Data entries:
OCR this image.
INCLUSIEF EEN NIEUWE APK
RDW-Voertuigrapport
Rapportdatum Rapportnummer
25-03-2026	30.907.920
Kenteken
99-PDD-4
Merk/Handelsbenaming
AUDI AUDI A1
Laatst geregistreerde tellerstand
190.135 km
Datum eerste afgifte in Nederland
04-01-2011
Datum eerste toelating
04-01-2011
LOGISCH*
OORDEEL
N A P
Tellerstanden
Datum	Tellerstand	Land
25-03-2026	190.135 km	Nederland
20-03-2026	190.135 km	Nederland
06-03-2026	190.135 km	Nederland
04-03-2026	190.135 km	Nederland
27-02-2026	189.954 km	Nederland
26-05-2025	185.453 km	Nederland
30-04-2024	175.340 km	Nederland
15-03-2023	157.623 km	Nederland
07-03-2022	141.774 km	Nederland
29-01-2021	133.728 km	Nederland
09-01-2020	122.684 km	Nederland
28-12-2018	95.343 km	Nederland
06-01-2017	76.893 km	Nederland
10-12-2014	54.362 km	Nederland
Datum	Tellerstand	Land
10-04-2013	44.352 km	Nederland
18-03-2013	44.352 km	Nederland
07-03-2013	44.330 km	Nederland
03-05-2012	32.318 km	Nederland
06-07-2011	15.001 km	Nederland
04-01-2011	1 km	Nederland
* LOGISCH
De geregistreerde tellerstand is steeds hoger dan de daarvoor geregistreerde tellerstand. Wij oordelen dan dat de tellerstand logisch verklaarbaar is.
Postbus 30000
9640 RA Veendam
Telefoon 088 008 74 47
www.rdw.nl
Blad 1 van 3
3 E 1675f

* _Directive_
Give the entries again in full, exactly as they are written.

* _Final result_
OCR this image.
INCLUSIEF EEN NIEUWE APK
RDW-Voertuigrapport
Rapportdatum Rapportnummer
25-03-2026	30.907.920
Kenteken
99-PDD-4
Merk/Handelsbenaming
AUDI AUDI A1
Laatst geregistreerde tellerstand
190.135 km
Datum eerste afgifte in Nederland
04-01-2011
Datum eerste toelating
04-01-2011
LOGISCH*
OORDEEL
N A P
Tellerstanden
Datum	Tellerstand	Land
25-03-2026	190.135 km	Nederland
20-03-2026	190.135 km	Nederland
06-03-2026	190.135 km	Nederland
04-03-2026	190.135 km	Nederland
27-02-2026	189.954 km	Nederland
26-05-2025	185.453 km	Nederland
30-04-2024	175.340 km	Nederland
15-03-2023	157.623 km	Nederland
07-03-2022	141.774 km	Nederland
29-01-2021	133.728 km	Nederland
09-01-2020	122.684 km	Nederland
28-12-2018	95.343 km	Nederland
06-01-2017	76.893 km	Nederland
10-12-2014	54.362 km	Nederland
Datum	Tellerstand	Land
10-04-2013	44.352 km	Nederland
18-03-2013	44.352 km	Nederland
07-03-2013	44.330 km	Nederland
03-05-2012	32.318 km	Nederland
06-07-2011	15.001 km	Nederland
04-01-2011	1 km	Nederland
* LOGISCH
De geregistreerde tellerstand is steeds hoger dan de daarvoor geregistreerde tellerstand. Wij oordelen dan dat de tellerstand logisch verklaarbaar is.
Postbus 30000
9640 RA Veendam
Telefoon 088 008 74 47
www.rdw.nl
Blad 1 van 3
3 E 1675f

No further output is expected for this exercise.